#### [OBJECTIVE]
The records that follow must be reproduced in full, exactly as written.

---

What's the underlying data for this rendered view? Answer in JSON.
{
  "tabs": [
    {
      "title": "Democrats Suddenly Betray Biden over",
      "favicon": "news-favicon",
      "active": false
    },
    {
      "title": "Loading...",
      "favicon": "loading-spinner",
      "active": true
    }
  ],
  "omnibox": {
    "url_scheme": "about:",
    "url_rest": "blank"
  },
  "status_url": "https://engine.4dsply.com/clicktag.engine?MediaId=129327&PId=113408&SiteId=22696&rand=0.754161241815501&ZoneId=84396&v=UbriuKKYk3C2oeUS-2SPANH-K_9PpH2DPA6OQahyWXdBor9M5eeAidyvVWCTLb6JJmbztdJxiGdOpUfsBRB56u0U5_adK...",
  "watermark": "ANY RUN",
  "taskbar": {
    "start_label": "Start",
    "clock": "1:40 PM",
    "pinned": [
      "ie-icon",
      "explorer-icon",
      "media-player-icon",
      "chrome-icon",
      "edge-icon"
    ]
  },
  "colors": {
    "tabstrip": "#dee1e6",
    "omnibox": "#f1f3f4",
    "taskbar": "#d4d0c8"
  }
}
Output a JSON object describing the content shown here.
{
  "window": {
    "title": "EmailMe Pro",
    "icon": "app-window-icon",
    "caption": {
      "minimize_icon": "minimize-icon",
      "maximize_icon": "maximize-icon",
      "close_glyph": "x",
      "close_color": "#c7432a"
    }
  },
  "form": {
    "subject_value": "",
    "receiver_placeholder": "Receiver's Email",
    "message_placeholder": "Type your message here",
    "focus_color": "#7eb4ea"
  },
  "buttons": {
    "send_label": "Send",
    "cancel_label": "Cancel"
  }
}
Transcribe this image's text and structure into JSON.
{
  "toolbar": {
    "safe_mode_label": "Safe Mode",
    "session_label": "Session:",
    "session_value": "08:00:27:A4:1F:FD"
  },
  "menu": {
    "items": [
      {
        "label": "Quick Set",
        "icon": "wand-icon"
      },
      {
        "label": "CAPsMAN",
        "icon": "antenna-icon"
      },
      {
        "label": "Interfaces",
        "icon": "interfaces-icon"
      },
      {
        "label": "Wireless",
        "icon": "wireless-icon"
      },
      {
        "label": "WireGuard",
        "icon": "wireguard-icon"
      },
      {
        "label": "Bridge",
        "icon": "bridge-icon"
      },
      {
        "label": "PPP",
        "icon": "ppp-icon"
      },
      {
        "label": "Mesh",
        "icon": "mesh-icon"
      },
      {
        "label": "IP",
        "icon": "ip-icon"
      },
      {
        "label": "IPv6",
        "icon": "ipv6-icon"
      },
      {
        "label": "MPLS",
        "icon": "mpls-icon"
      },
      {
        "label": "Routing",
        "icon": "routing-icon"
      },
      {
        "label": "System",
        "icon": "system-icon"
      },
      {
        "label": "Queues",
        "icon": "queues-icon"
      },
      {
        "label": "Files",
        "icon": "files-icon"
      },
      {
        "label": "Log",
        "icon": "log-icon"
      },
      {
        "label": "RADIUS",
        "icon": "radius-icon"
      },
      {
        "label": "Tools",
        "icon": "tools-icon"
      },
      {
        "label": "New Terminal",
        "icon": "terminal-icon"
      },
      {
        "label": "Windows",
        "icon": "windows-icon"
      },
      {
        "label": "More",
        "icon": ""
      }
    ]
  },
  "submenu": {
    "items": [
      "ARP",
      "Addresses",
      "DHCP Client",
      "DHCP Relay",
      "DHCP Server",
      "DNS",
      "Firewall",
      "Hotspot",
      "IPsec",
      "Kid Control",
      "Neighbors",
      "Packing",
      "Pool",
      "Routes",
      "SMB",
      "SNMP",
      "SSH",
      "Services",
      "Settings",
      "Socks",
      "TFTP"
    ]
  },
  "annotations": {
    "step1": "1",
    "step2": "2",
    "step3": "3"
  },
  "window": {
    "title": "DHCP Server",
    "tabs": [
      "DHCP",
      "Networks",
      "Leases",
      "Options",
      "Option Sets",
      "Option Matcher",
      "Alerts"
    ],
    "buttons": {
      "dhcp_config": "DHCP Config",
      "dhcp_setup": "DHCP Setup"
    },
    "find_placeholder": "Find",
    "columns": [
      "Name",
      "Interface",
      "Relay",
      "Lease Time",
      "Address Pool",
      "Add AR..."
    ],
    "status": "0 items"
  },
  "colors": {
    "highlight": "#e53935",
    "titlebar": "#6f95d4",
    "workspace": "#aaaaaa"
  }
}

---

#### [SOLUTION TO THE EXERCISE]
What's the underlying data for this rendered view? Answer in JSON.
{
  "tabs": [
    {
      "title": "Democrats Suddenly Betray Biden over",
      "favicon": "news-favicon",
      "active": false
    },
    {
      "title": "Loading...",
      "favicon": "loading-spinner",
      "active": true
    }
  ],
  "omnibox": {
    "url_scheme": "about:",
    "url_rest": "blank"
  },
  "status_url": "https://engine.4dsply.com/clicktag.engine?MediaId=129327&PId=113408&SiteId=22696&rand=0.754161241815501&ZoneId=84396&v=UbriuKKYk3C2oeUS-2SPANH-K_9PpH2DPA6OQahyWXdBor9M5eeAidyvVWCTLb6JJmbztdJxiGdOpUfsBRB56u0U5_adK...",
  "watermark": "ANY RUN",
  "taskbar": {
    "start_label": "Start",
    "clock": "1:40 PM",
    "pinned": [
      "ie-icon",
      "explorer-icon",
      "media-player-icon",
      "chrome-icon",
      "edge-icon"
    ]
  },
  "colors": {
    "tabstrip": "#dee1e6",
    "omnibox": "#f1f3f4",
    "taskbar": "#d4d0c8"
  }
}
Output a JSON object describing the content shown here.
{
  "window": {
    "title": "EmailMe Pro",
    "icon": "app-window-icon",
    "caption": {
      "minimize_icon": "minimize-icon",
      "maximize_icon": "maximize-icon",
      "close_glyph": "x",
      "close_color": "#c7432a"
    }
  },
  "form": {
    "subject_value": "",
    "receiver_placeholder": "Receiver's Email",
    "message_placeholder": "Type your message here",
    "focus_color": "#7eb4ea"
  },
  "buttons": {
    "send_label": "Send",
    "cancel_label": "Cancel"
  }
}
Transcribe this image's text and structure into JSON.
{
  "toolbar": {
    "safe_mode_label": "Safe Mode",
    "session_label": "Session:",
    "session_value": "08:00:27:A4:1F:FD"
  },
  "menu": {
    "items": [
      {
        "label": "Quick Set",
        "icon": "wand-icon"
      },
      {
        "label": "CAPsMAN",
        "icon": "antenna-icon"
      },
      {
        "label": "Interfaces",
        "icon": "interfaces-icon"
      },
      {
        "label": "Wireless",
        "icon": "wireless-icon"
      },
      {
        "label": "WireGuard",
        "icon": "wireguard-icon"
      },
      {
        "label": "Bridge",
        "icon": "bridge-icon"
      },
      {
        "label": "PPP",
        "icon": "ppp-icon"
      },
      {
        "label": "Mesh",
        "icon": "mesh-icon"
      },
      {
        "label": "IP",
        "icon": "ip-icon"
      },
      {
        "label": "IPv6",
        "icon": "ipv6-icon"
      },
      {
        "label": "MPLS",
        "icon": "mpls-icon"
      },
      {
        "label": "Routing",
        "icon": "routing-icon"
      },
      {
        "label": "System",
        "icon": "system-icon"
      },
      {
        "label": "Queues",
        "icon": "queues-icon"
      },
      {
        "label": "Files",
        "icon": "files-icon"
      },
      {
        "label": "Log",
        "icon": "log-icon"
      },
      {
        "label": "RADIUS",
        "icon": "radius-icon"
      },
      {
        "label": "Tools",
        "icon": "tools-icon"
      },
      {
        "label": "New Terminal",
        "icon": "terminal-icon"
      },
      {
        "label": "Windows",
        "icon": "windows-icon"
      },
      {
        "label": "More",
        "icon": ""
      }
    ]
  },
  "submenu": {
    "items": [
      "ARP",
      "Addresses",
      "DHCP Client",
      "DHCP Relay",
      "DHCP Server",
      "DNS",
      "Firewall",
      "Hotspot",
      "IPsec",
      "Kid Control",
      "Neighbors",
      "Packing",
      "Pool",
      "Routes",
      "SMB",
      "SNMP",
      "SSH",
      "Services",
      "Settings",
      "Socks",
      "TFTP"
    ]
  },
  "annotations": {
    "step1": "1",
    "step2": "2",
    "step3": "3"
  },
  "window": {
    "title": "DHCP Server",
    "tabs": [
      "DHCP",
      "Networks",
      "Leases",
      "Options",
      "Option Sets",
      "Option Matcher",
      "Alerts"
    ],
    "buttons": {
      "dhcp_config": "DHCP Config",
      "dhcp_setup": "DHCP Setup"
    },
    "find_placeholder": "Find",
    "columns": [
      "Name",
      "Interface",
      "Relay",
      "Lease Time",
      "Address Pool",
      "Add AR..."
    ],
    "status": "0 items"
  },
  "colors": {
    "highlight": "#e53935",
    "titlebar": "#6f95d4",
    "workspace": "#aaaaaa"
  }
}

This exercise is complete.